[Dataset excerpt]
>> START

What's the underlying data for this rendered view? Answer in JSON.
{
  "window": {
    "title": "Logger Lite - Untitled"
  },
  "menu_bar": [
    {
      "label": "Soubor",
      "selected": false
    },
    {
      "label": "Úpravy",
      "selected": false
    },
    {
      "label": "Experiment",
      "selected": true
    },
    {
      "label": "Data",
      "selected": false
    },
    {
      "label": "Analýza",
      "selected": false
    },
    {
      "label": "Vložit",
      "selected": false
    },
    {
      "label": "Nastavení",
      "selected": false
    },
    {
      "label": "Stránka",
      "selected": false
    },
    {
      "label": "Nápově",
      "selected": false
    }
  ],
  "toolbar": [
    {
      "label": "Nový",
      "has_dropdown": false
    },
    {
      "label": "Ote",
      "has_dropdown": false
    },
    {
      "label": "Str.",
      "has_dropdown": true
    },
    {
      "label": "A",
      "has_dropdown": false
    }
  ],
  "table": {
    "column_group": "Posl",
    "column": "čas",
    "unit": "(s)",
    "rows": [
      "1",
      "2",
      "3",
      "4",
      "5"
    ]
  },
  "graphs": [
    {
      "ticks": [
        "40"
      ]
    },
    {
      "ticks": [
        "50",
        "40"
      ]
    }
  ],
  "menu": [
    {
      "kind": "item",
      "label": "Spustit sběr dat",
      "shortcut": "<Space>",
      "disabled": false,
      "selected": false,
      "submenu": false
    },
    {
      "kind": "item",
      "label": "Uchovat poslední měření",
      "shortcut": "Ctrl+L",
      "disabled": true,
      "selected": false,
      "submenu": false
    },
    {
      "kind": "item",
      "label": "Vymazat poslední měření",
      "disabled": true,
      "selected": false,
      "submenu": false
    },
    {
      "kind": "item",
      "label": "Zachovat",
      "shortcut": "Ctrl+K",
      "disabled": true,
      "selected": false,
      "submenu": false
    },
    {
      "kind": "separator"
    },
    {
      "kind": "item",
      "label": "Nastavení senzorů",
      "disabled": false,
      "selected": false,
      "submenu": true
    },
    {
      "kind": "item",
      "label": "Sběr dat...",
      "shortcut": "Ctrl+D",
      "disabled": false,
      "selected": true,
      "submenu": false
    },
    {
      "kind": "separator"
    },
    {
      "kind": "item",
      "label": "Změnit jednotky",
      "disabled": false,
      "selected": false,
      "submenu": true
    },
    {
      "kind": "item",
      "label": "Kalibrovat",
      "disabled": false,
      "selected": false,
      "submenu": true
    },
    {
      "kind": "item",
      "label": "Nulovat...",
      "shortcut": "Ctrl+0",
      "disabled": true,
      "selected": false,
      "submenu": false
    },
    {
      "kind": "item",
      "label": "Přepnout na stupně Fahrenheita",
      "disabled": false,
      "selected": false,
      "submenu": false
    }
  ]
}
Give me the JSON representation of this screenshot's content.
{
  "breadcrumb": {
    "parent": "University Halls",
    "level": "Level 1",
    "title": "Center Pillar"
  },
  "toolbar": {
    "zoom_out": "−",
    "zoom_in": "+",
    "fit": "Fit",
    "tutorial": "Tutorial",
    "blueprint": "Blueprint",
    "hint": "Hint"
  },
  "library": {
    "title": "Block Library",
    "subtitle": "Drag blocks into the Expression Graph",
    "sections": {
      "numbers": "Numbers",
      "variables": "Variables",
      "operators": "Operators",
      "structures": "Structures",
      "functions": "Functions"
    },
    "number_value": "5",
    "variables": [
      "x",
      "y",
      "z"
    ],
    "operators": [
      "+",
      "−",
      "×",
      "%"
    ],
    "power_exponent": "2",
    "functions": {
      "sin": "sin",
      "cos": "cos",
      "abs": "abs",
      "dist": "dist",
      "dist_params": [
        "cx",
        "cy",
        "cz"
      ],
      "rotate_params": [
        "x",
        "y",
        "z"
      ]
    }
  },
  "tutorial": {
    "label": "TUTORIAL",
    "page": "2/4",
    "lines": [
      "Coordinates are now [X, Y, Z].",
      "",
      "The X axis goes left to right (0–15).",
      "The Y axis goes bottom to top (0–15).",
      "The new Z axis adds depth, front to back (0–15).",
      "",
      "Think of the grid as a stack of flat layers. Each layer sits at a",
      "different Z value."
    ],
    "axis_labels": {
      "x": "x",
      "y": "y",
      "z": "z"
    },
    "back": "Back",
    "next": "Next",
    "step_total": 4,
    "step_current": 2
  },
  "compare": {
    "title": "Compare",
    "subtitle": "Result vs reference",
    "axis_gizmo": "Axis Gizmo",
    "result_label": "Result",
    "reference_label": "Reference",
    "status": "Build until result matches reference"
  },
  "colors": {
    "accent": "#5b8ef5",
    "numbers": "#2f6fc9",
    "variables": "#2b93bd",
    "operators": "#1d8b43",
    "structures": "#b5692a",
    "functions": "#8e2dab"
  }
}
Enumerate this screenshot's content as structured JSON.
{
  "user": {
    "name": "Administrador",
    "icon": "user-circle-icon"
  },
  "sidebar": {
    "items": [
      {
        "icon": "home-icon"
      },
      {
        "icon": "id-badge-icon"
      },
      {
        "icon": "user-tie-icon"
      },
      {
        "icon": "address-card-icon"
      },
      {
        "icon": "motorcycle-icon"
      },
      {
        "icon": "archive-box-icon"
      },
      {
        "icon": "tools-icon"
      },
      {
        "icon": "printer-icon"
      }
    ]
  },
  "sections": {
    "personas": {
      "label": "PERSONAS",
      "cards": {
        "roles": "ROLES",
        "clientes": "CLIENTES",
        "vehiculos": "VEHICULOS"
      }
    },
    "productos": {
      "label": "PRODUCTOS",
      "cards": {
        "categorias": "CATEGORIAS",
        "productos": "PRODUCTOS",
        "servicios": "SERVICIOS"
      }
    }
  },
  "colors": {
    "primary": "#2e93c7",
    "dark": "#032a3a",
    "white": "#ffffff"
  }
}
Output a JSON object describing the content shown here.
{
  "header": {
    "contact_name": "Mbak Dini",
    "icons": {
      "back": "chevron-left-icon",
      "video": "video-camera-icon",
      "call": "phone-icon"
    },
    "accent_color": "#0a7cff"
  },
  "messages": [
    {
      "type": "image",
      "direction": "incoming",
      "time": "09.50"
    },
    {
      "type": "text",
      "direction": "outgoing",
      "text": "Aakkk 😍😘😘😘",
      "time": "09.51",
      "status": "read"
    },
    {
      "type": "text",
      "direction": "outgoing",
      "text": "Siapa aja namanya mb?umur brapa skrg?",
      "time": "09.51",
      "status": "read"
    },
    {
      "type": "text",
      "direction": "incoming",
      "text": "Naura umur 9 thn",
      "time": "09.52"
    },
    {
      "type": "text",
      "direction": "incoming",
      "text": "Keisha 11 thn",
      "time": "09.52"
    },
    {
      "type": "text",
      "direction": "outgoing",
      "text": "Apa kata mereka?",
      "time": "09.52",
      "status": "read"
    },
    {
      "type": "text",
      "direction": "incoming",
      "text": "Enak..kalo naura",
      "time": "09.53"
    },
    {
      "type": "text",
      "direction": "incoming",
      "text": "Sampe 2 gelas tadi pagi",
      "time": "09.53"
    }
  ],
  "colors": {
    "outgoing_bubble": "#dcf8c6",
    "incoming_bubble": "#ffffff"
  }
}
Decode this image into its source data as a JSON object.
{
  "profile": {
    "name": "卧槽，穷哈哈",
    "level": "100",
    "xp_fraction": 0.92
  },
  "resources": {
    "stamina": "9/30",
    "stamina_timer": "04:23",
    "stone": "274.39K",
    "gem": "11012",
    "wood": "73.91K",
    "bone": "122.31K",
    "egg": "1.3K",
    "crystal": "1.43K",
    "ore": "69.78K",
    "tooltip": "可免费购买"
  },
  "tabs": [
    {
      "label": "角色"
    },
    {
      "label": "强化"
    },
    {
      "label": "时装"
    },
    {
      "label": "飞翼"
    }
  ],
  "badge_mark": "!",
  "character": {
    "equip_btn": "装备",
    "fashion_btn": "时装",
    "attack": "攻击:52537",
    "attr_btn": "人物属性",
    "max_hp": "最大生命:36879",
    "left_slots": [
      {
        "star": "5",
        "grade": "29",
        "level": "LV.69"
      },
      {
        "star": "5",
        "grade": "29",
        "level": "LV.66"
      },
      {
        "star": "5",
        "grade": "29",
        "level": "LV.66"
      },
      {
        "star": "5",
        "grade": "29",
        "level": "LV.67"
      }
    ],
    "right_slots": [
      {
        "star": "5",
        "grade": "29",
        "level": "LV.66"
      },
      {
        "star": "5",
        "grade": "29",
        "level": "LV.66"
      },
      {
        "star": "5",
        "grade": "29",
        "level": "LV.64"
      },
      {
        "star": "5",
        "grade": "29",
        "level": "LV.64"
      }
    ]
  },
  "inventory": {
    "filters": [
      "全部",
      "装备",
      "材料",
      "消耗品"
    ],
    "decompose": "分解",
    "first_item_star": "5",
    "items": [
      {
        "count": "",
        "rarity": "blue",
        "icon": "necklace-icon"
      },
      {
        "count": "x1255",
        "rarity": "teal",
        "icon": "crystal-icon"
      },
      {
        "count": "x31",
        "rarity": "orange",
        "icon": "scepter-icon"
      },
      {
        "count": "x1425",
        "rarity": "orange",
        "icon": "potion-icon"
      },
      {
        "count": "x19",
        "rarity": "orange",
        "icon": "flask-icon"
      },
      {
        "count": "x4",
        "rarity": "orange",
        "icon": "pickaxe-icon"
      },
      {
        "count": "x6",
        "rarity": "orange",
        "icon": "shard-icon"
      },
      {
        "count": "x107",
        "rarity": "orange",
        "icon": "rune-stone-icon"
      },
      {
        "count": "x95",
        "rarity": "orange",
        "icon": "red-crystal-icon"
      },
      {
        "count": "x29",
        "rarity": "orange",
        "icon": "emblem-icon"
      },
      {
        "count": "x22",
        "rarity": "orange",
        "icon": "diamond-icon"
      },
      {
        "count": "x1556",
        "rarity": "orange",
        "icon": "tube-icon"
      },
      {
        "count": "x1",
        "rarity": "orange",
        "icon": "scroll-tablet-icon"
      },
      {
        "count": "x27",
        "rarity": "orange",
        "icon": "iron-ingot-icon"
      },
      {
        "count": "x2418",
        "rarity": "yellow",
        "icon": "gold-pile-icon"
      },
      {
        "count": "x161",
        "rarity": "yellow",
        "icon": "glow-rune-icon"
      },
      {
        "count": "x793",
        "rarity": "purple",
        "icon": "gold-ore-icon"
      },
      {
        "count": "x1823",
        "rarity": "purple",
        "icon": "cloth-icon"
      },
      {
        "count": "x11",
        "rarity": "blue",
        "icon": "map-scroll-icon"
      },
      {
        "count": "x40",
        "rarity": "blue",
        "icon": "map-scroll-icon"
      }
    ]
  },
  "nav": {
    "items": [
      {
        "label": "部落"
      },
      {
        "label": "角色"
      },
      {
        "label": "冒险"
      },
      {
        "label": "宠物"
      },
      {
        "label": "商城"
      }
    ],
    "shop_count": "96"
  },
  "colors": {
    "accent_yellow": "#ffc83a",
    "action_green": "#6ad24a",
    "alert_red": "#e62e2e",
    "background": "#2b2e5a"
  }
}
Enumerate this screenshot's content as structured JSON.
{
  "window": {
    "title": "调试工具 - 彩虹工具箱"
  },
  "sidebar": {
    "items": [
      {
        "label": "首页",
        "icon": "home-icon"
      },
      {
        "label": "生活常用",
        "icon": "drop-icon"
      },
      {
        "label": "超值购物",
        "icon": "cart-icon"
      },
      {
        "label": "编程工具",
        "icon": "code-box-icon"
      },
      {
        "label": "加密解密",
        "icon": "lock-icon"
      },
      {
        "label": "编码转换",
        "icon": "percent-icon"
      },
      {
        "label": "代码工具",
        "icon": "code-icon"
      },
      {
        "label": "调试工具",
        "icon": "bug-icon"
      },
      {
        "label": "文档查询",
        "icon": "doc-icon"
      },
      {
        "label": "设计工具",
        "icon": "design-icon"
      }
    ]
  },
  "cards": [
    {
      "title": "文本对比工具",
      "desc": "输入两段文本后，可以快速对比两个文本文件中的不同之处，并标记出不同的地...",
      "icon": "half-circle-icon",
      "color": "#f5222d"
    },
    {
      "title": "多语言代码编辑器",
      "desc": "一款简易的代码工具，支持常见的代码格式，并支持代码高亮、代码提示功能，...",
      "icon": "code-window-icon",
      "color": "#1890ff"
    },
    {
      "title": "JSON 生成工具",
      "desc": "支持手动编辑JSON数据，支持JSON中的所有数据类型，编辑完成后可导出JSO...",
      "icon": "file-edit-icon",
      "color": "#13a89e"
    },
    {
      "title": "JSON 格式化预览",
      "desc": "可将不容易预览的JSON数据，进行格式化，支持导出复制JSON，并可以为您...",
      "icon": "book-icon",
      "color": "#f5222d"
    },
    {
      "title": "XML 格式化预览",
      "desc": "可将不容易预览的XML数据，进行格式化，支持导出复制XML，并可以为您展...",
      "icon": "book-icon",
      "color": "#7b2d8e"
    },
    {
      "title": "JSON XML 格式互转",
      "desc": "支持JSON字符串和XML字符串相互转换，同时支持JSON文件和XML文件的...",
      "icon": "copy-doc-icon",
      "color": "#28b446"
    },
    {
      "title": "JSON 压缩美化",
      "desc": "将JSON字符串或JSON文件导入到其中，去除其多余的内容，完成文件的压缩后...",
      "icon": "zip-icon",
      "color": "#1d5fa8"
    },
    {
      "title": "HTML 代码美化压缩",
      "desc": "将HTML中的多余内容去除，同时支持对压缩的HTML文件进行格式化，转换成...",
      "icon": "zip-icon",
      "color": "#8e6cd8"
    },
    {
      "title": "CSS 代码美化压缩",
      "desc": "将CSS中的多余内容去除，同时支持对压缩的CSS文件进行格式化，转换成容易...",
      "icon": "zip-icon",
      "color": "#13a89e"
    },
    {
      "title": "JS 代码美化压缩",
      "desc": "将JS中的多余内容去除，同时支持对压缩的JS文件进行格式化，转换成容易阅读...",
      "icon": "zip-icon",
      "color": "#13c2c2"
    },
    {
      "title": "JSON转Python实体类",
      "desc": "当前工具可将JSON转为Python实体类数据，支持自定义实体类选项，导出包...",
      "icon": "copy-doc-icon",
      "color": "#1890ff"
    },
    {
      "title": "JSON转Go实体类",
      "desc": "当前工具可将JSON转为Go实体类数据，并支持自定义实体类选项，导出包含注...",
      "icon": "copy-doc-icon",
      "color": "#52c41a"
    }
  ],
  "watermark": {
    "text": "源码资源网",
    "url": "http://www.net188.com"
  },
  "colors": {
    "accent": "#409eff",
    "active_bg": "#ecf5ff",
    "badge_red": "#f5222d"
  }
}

>> END

## Work to be completed:
Scan the material for lines with the word "rune", and copy each line you find.

## Solution to this task:
        "icon": "rune-stone-icon"
        "icon": "glow-rune-icon"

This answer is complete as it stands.